TASK DIRECTIONS: Quote the records below in full, exactly as given, with the images taken out.
-- Start SUPPLIED MATERIAL --
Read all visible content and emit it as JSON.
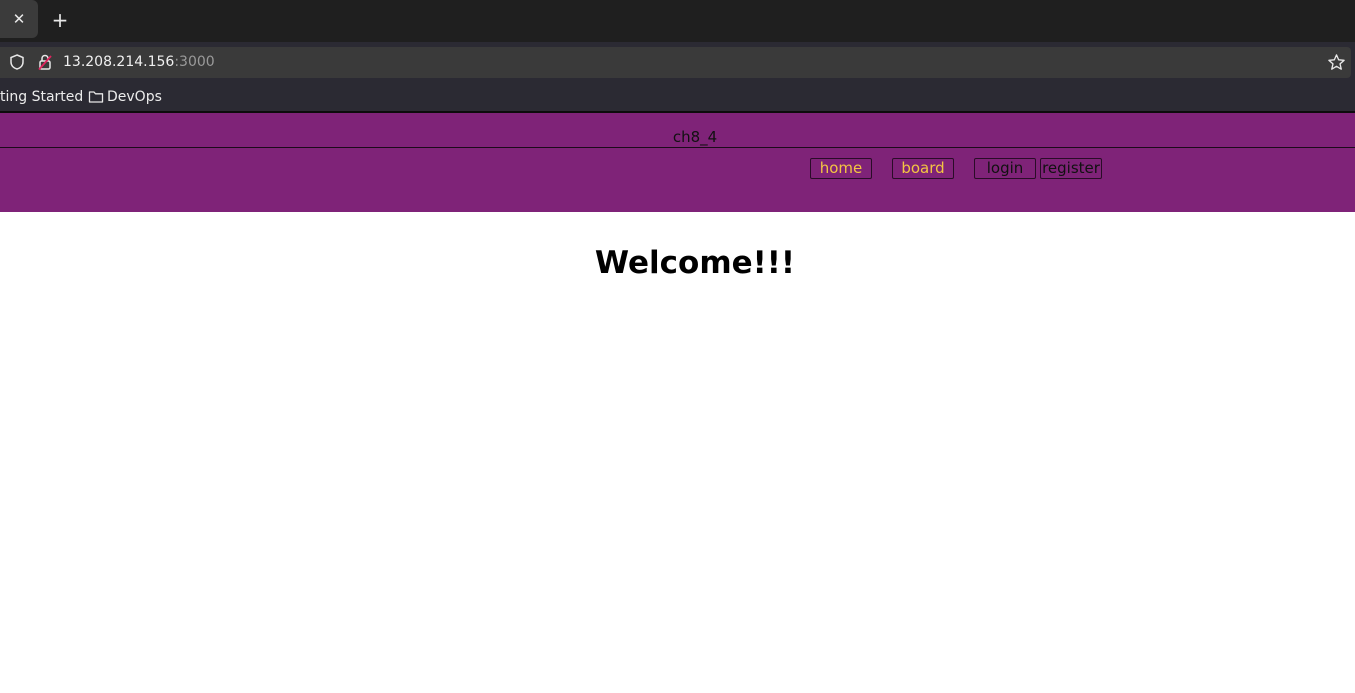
{
  "browser": {
    "tab_close_glyph": "✕",
    "new_tab_glyph": "+",
    "url_host": "13.208.214.156",
    "url_port": ":3000",
    "bookmarks": [
      {
        "label": "ting Started",
        "icon": "none"
      },
      {
        "label": "DevOps",
        "icon": "folder-icon"
      }
    ]
  },
  "site": {
    "title": "ch8_4",
    "nav": {
      "home": "home",
      "board": "board",
      "login": "login",
      "register": "register"
    },
    "heading": "Welcome!!!"
  },
  "colors": {
    "header_bg": "#7f2378",
    "nav_link_active": "#f4c542",
    "nav_link_default": "#111111"
  }
}
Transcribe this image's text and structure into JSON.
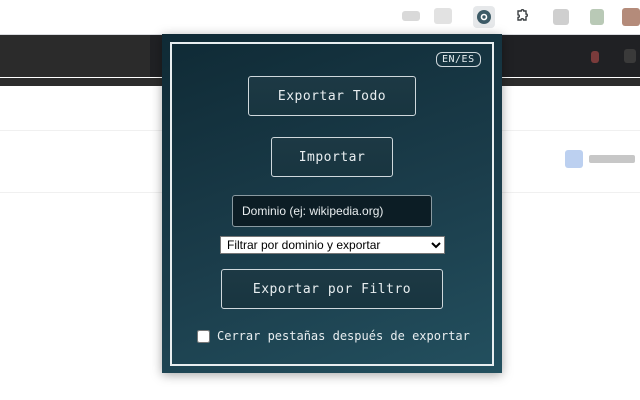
{
  "browser": {
    "toolbar_icons": [
      "extension-active-icon",
      "puzzle-icon"
    ]
  },
  "popup": {
    "lang_toggle": "EN/ES",
    "export_all_label": "Exportar Todo",
    "import_label": "Importar",
    "domain_placeholder": "Dominio (ej: wikipedia.org)",
    "domain_value": "",
    "filter_select": {
      "selected": "Filtrar por dominio y exportar",
      "options": [
        "Filtrar por dominio y exportar"
      ]
    },
    "export_filter_label": "Exportar por Filtro",
    "close_tabs_label": "Cerrar pestañas después de exportar",
    "close_tabs_checked": false
  },
  "colors": {
    "popup_bg_top": "#0f2a35",
    "popup_bg_bottom": "#23505f",
    "popup_border": "#e8eef0",
    "tabstrip": "#202124"
  }
}
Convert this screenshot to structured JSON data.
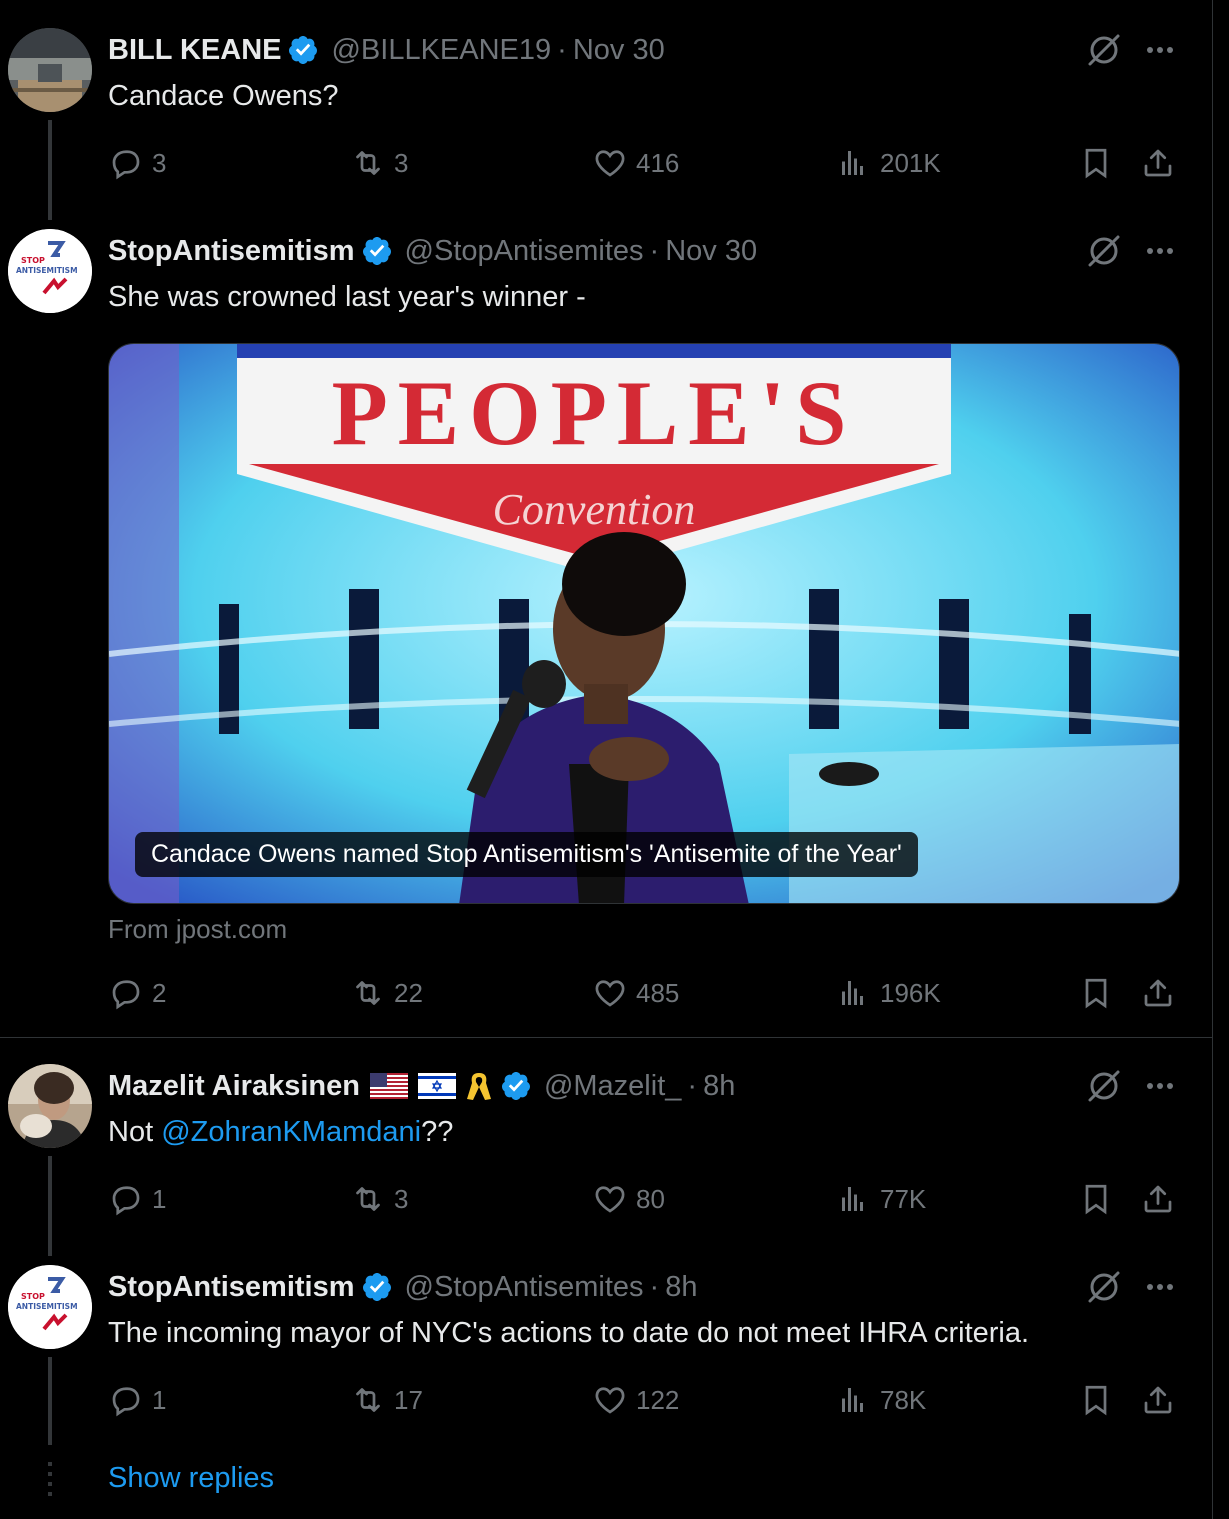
{
  "colors": {
    "background": "#000000",
    "text": "#e7e9ea",
    "muted": "#71767b",
    "accent": "#1d9bf0",
    "verified": "#1d9bf0"
  },
  "tweets": [
    {
      "name": "BILL KEANE",
      "handle": "@BILLKEANE19",
      "separator": "·",
      "time": "Nov 30",
      "text": "Candace Owens?",
      "replies": "3",
      "reposts": "3",
      "likes": "416",
      "views": "201K"
    },
    {
      "name": "StopAntisemitism",
      "handle": "@StopAntisemites",
      "separator": "·",
      "time": "Nov 30",
      "text": "She was crowned last year's winner -",
      "media": {
        "caption": "Candace Owens named Stop Antisemitism's 'Antisemite of the Year'",
        "banner_text": "PEOPLE'S",
        "banner_subtext": "Convention",
        "source": "From jpost.com"
      },
      "replies": "2",
      "reposts": "22",
      "likes": "485",
      "views": "196K"
    },
    {
      "name": "Mazelit Airaksinen",
      "handle": "@Mazelit_",
      "separator": "·",
      "time": "8h",
      "text_prefix": "Not ",
      "mention": "@ZohranKMamdani",
      "text_suffix": "??",
      "badges": [
        "us-flag-icon",
        "israel-flag-icon",
        "yellow-ribbon-icon"
      ],
      "replies": "1",
      "reposts": "3",
      "likes": "80",
      "views": "77K"
    },
    {
      "name": "StopAntisemitism",
      "handle": "@StopAntisemites",
      "separator": "·",
      "time": "8h",
      "text": "The incoming mayor of NYC's actions to date do not meet IHRA criteria.",
      "replies": "1",
      "reposts": "17",
      "likes": "122",
      "views": "78K"
    }
  ],
  "avatar_logo": {
    "line1": "STOP",
    "line2": "ANTISEMITISM"
  },
  "show_replies": "Show replies"
}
-- End SUPPLIED MATERIAL --
PROBLEM SOLUTION:
Read all visible content and emit it as JSON.
{
  "browser": {
    "tab_close_glyph": "✕",
    "new_tab_glyph": "+",
    "url_host": "13.208.214.156",
    "url_port": ":3000",
    "bookmarks": [
      {
        "label": "ting Started",
        "icon": "none"
      },
      {
        "label": "DevOps",
        "icon": "folder-icon"
      }
    ]
  },
  "site": {
    "title": "ch8_4",
    "nav": {
      "home": "home",
      "board": "board",
      "login": "login",
      "register": "register"
    },
    "heading": "Welcome!!!"
  },
  "colors": {
    "header_bg": "#7f2378",
    "nav_link_active": "#f4c542",
    "nav_link_default": "#111111"
  }
}
Transcribe this image's text and structure into JSON.
{
  "browser": {
    "toolbar_icons": [
      "extension-active-icon",
      "puzzle-icon"
    ]
  },
  "popup": {
    "lang_toggle": "EN/ES",
    "export_all_label": "Exportar Todo",
    "import_label": "Importar",
    "domain_placeholder": "Dominio (ej: wikipedia.org)",
    "domain_value": "",
    "filter_select": {
      "selected": "Filtrar por dominio y exportar",
      "options": [
        "Filtrar por dominio y exportar"
      ]
    },
    "export_filter_label": "Exportar por Filtro",
    "close_tabs_label": "Cerrar pestañas después de exportar",
    "close_tabs_checked": false
  },
  "colors": {
    "popup_bg_top": "#0f2a35",
    "popup_bg_bottom": "#23505f",
    "popup_border": "#e8eef0",
    "tabstrip": "#202124"
  }
}
Convert this screenshot to structured JSON data.
{
  "colors": {
    "background": "#000000",
    "text": "#e7e9ea",
    "muted": "#71767b",
    "accent": "#1d9bf0",
    "verified": "#1d9bf0"
  },
  "tweets": [
    {
      "name": "BILL KEANE",
      "handle": "@BILLKEANE19",
      "separator": "·",
      "time": "Nov 30",
      "text": "Candace Owens?",
      "replies": "3",
      "reposts": "3",
      "likes": "416",
      "views": "201K"
    },
    {
      "name": "StopAntisemitism",
      "handle": "@StopAntisemites",
      "separator": "·",
      "time": "Nov 30",
      "text": "She was crowned last year's winner -",
      "media": {
        "caption": "Candace Owens named Stop Antisemitism's 'Antisemite of the Year'",
        "banner_text": "PEOPLE'S",
        "banner_subtext": "Convention",
        "source": "From jpost.com"
      },
      "replies": "2",
      "reposts": "22",
      "likes": "485",
      "views": "196K"
    },
    {
      "name": "Mazelit Airaksinen",
      "handle": "@Mazelit_",
      "separator": "·",
      "time": "8h",
      "text_prefix": "Not ",
      "mention": "@ZohranKMamdani",
      "text_suffix": "??",
      "badges": [
        "us-flag-icon",
        "israel-flag-icon",
        "yellow-ribbon-icon"
      ],
      "replies": "1",
      "reposts": "3",
      "likes": "80",
      "views": "77K"
    },
    {
      "name": "StopAntisemitism",
      "handle": "@StopAntisemites",
      "separator": "·",
      "time": "8h",
      "text": "The incoming mayor of NYC's actions to date do not meet IHRA criteria.",
      "replies": "1",
      "reposts": "17",
      "likes": "122",
      "views": "78K"
    }
  ],
  "avatar_logo": {
    "line1": "STOP",
    "line2": "ANTISEMITISM"
  },
  "show_replies": "Show replies"
}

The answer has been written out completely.